All of the material below is to be retyped exactly.

> **PROVIDED DATA**

= = =

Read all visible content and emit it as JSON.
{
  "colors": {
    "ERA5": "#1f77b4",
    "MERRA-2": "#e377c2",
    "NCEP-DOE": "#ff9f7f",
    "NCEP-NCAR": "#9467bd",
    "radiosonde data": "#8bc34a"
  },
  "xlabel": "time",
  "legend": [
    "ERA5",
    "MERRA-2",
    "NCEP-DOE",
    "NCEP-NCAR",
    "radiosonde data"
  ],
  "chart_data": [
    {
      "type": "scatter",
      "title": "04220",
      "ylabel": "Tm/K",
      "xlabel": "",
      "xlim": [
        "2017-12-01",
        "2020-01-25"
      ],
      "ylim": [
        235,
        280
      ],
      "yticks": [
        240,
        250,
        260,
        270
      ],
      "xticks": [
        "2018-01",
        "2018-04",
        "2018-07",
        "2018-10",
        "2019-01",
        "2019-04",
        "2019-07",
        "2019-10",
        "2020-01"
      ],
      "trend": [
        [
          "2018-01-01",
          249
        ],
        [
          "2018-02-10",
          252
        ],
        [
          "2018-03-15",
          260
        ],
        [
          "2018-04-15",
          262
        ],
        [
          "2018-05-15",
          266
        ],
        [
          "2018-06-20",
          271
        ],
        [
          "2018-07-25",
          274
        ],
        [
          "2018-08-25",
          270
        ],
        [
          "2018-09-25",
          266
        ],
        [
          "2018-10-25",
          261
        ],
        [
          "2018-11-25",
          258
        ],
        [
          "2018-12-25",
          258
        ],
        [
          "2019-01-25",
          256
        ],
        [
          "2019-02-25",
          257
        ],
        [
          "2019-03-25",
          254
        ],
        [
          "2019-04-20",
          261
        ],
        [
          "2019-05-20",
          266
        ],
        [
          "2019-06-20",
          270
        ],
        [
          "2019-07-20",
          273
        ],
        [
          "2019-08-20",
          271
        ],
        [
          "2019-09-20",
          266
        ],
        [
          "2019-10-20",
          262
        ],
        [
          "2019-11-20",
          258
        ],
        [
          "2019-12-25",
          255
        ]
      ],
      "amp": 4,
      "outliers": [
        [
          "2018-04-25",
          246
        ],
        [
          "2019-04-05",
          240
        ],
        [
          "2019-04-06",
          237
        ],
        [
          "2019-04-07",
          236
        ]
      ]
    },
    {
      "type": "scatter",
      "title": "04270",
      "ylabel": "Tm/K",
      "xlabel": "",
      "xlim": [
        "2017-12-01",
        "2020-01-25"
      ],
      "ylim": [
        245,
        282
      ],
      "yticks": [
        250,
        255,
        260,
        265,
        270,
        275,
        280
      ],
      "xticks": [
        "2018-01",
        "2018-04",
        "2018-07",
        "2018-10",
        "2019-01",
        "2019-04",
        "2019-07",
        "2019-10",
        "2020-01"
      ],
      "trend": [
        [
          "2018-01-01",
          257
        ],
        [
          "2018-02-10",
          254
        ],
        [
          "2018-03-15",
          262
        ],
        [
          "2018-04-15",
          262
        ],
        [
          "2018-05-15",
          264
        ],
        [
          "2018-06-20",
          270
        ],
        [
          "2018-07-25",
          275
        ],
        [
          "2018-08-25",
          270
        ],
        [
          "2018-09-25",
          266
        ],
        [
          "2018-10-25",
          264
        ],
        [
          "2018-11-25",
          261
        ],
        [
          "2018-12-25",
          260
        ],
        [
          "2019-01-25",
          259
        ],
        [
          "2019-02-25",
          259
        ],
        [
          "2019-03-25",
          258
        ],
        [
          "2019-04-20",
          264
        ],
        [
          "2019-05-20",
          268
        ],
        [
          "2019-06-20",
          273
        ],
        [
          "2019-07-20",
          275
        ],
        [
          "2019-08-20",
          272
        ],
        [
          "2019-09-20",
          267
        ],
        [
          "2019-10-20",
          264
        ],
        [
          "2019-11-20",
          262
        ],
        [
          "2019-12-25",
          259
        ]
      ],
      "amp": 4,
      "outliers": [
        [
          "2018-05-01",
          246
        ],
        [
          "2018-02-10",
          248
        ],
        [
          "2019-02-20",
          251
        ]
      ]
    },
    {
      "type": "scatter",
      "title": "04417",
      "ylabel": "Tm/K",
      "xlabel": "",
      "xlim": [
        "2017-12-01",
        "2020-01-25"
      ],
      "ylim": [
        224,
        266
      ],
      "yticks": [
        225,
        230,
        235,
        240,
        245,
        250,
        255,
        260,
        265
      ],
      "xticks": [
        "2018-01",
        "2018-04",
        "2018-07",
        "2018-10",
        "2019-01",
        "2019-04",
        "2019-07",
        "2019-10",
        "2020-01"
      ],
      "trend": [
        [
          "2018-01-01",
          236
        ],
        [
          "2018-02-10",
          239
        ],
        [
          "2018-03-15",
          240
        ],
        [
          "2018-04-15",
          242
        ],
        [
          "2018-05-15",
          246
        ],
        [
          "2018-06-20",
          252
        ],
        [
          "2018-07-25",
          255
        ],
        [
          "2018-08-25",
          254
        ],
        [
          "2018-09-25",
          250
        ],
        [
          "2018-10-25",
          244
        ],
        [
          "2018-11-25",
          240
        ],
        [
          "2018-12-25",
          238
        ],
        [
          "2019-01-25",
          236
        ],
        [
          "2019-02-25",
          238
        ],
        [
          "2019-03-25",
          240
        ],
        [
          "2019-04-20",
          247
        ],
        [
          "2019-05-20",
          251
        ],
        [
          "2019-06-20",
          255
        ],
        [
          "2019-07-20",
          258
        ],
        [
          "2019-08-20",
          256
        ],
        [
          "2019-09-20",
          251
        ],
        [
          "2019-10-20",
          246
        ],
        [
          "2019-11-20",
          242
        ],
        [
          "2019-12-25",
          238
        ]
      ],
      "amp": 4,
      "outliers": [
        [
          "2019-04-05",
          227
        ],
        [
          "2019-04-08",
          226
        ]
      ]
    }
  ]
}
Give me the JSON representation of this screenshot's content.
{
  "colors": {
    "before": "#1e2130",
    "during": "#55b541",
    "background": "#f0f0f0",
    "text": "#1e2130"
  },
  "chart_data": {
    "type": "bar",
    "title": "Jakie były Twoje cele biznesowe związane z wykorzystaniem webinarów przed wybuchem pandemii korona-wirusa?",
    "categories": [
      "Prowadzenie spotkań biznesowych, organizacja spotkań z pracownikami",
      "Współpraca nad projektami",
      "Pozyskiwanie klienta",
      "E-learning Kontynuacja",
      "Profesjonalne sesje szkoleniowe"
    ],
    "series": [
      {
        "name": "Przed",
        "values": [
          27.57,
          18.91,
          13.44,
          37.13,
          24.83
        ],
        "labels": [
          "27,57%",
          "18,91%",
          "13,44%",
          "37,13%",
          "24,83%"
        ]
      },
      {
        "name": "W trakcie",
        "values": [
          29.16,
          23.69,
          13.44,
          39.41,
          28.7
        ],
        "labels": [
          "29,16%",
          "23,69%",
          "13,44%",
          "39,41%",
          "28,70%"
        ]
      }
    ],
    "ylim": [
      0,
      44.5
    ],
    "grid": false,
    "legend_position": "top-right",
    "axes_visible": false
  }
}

= = =

> **RESPONSE TO THIS EXERCISE**
Read all visible content and emit it as JSON.
{
  "colors": {
    "ERA5": "#1f77b4",
    "MERRA-2": "#e377c2",
    "NCEP-DOE": "#ff9f7f",
    "NCEP-NCAR": "#9467bd",
    "radiosonde data": "#8bc34a"
  },
  "xlabel": "time",
  "legend": [
    "ERA5",
    "MERRA-2",
    "NCEP-DOE",
    "NCEP-NCAR",
    "radiosonde data"
  ],
  "chart_data": [
    {
      "type": "scatter",
      "title": "04220",
      "ylabel": "Tm/K",
      "xlabel": "",
      "xlim": [
        "2017-12-01",
        "2020-01-25"
      ],
      "ylim": [
        235,
        280
      ],
      "yticks": [
        240,
        250,
        260,
        270
      ],
      "xticks": [
        "2018-01",
        "2018-04",
        "2018-07",
        "2018-10",
        "2019-01",
        "2019-04",
        "2019-07",
        "2019-10",
        "2020-01"
      ],
      "trend": [
        [
          "2018-01-01",
          249
        ],
        [
          "2018-02-10",
          252
        ],
        [
          "2018-03-15",
          260
        ],
        [
          "2018-04-15",
          262
        ],
        [
          "2018-05-15",
          266
        ],
        [
          "2018-06-20",
          271
        ],
        [
          "2018-07-25",
          274
        ],
        [
          "2018-08-25",
          270
        ],
        [
          "2018-09-25",
          266
        ],
        [
          "2018-10-25",
          261
        ],
        [
          "2018-11-25",
          258
        ],
        [
          "2018-12-25",
          258
        ],
        [
          "2019-01-25",
          256
        ],
        [
          "2019-02-25",
          257
        ],
        [
          "2019-03-25",
          254
        ],
        [
          "2019-04-20",
          261
        ],
        [
          "2019-05-20",
          266
        ],
        [
          "2019-06-20",
          270
        ],
        [
          "2019-07-20",
          273
        ],
        [
          "2019-08-20",
          271
        ],
        [
          "2019-09-20",
          266
        ],
        [
          "2019-10-20",
          262
        ],
        [
          "2019-11-20",
          258
        ],
        [
          "2019-12-25",
          255
        ]
      ],
      "amp": 4,
      "outliers": [
        [
          "2018-04-25",
          246
        ],
        [
          "2019-04-05",
          240
        ],
        [
          "2019-04-06",
          237
        ],
        [
          "2019-04-07",
          236
        ]
      ]
    },
    {
      "type": "scatter",
      "title": "04270",
      "ylabel": "Tm/K",
      "xlabel": "",
      "xlim": [
        "2017-12-01",
        "2020-01-25"
      ],
      "ylim": [
        245,
        282
      ],
      "yticks": [
        250,
        255,
        260,
        265,
        270,
        275,
        280
      ],
      "xticks": [
        "2018-01",
        "2018-04",
        "2018-07",
        "2018-10",
        "2019-01",
        "2019-04",
        "2019-07",
        "2019-10",
        "2020-01"
      ],
      "trend": [
        [
          "2018-01-01",
          257
        ],
        [
          "2018-02-10",
          254
        ],
        [
          "2018-03-15",
          262
        ],
        [
          "2018-04-15",
          262
        ],
        [
          "2018-05-15",
          264
        ],
        [
          "2018-06-20",
          270
        ],
        [
          "2018-07-25",
          275
        ],
        [
          "2018-08-25",
          270
        ],
        [
          "2018-09-25",
          266
        ],
        [
          "2018-10-25",
          264
        ],
        [
          "2018-11-25",
          261
        ],
        [
          "2018-12-25",
          260
        ],
        [
          "2019-01-25",
          259
        ],
        [
          "2019-02-25",
          259
        ],
        [
          "2019-03-25",
          258
        ],
        [
          "2019-04-20",
          264
        ],
        [
          "2019-05-20",
          268
        ],
        [
          "2019-06-20",
          273
        ],
        [
          "2019-07-20",
          275
        ],
        [
          "2019-08-20",
          272
        ],
        [
          "2019-09-20",
          267
        ],
        [
          "2019-10-20",
          264
        ],
        [
          "2019-11-20",
          262
        ],
        [
          "2019-12-25",
          259
        ]
      ],
      "amp": 4,
      "outliers": [
        [
          "2018-05-01",
          246
        ],
        [
          "2018-02-10",
          248
        ],
        [
          "2019-02-20",
          251
        ]
      ]
    },
    {
      "type": "scatter",
      "title": "04417",
      "ylabel": "Tm/K",
      "xlabel": "",
      "xlim": [
        "2017-12-01",
        "2020-01-25"
      ],
      "ylim": [
        224,
        266
      ],
      "yticks": [
        225,
        230,
        235,
        240,
        245,
        250,
        255,
        260,
        265
      ],
      "xticks": [
        "2018-01",
        "2018-04",
        "2018-07",
        "2018-10",
        "2019-01",
        "2019-04",
        "2019-07",
        "2019-10",
        "2020-01"
      ],
      "trend": [
        [
          "2018-01-01",
          236
        ],
        [
          "2018-02-10",
          239
        ],
        [
          "2018-03-15",
          240
        ],
        [
          "2018-04-15",
          242
        ],
        [
          "2018-05-15",
          246
        ],
        [
          "2018-06-20",
          252
        ],
        [
          "2018-07-25",
          255
        ],
        [
          "2018-08-25",
          254
        ],
        [
          "2018-09-25",
          250
        ],
        [
          "2018-10-25",
          244
        ],
        [
          "2018-11-25",
          240
        ],
        [
          "2018-12-25",
          238
        ],
        [
          "2019-01-25",
          236
        ],
        [
          "2019-02-25",
          238
        ],
        [
          "2019-03-25",
          240
        ],
        [
          "2019-04-20",
          247
        ],
        [
          "2019-05-20",
          251
        ],
        [
          "2019-06-20",
          255
        ],
        [
          "2019-07-20",
          258
        ],
        [
          "2019-08-20",
          256
        ],
        [
          "2019-09-20",
          251
        ],
        [
          "2019-10-20",
          246
        ],
        [
          "2019-11-20",
          242
        ],
        [
          "2019-12-25",
          238
        ]
      ],
      "amp": 4,
      "outliers": [
        [
          "2019-04-05",
          227
        ],
        [
          "2019-04-08",
          226
        ]
      ]
    }
  ]
}
Give me the JSON representation of this screenshot's content.
{
  "colors": {
    "before": "#1e2130",
    "during": "#55b541",
    "background": "#f0f0f0",
    "text": "#1e2130"
  },
  "chart_data": {
    "type": "bar",
    "title": "Jakie były Twoje cele biznesowe związane z wykorzystaniem webinarów przed wybuchem pandemii korona-wirusa?",
    "categories": [
      "Prowadzenie spotkań biznesowych, organizacja spotkań z pracownikami",
      "Współpraca nad projektami",
      "Pozyskiwanie klienta",
      "E-learning Kontynuacja",
      "Profesjonalne sesje szkoleniowe"
    ],
    "series": [
      {
        "name": "Przed",
        "values": [
          27.57,
          18.91,
          13.44,
          37.13,
          24.83
        ],
        "labels": [
          "27,57%",
          "18,91%",
          "13,44%",
          "37,13%",
          "24,83%"
        ]
      },
      {
        "name": "W trakcie",
        "values": [
          29.16,
          23.69,
          13.44,
          39.41,
          28.7
        ],
        "labels": [
          "29,16%",
          "23,69%",
          "13,44%",
          "39,41%",
          "28,70%"
        ]
      }
    ],
    "ylim": [
      0,
      44.5
    ],
    "grid": false,
    "legend_position": "top-right",
    "axes_visible": false
  }
}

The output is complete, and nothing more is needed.